* _Objective_: Copy every record below exactly.
-- Given data start --
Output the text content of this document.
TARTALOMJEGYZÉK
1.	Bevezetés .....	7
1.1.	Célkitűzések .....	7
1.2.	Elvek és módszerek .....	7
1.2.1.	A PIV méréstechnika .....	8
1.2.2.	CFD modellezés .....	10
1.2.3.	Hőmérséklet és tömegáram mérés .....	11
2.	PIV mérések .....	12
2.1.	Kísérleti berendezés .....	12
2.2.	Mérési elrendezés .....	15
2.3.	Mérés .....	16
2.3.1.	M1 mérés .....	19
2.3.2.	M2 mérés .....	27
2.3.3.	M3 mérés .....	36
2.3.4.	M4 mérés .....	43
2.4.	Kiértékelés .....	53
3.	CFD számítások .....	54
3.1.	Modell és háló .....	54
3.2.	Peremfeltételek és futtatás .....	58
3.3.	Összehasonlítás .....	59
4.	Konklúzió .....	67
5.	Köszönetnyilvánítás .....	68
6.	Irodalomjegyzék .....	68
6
-- Given data end --
* _Result for this task_:
Output the text content of this document.
TARTALOMJEGYZÉK
1.	Bevezetés .....	7
1.1.	Célkitűzések .....	7
1.2.	Elvek és módszerek .....	7
1.2.1.	A PIV méréstechnika .....	8
1.2.2.	CFD modellezés .....	10
1.2.3.	Hőmérséklet és tömegáram mérés .....	11
2.	PIV mérések .....	12
2.1.	Kísérleti berendezés .....	12
2.2.	Mérési elrendezés .....	15
2.3.	Mérés .....	16
2.3.1.	M1 mérés .....	19
2.3.2.	M2 mérés .....	27
2.3.3.	M3 mérés .....	36
2.3.4.	M4 mérés .....	43
2.4.	Kiértékelés .....	53
3.	CFD számítások .....	54
3.1.	Modell és háló .....	54
3.2.	Peremfeltételek és futtatás .....	58
3.3.	Összehasonlítás .....	59
4.	Konklúzió .....	67
5.	Köszönetnyilvánítás .....	68
6.	Irodalomjegyzék .....	68
6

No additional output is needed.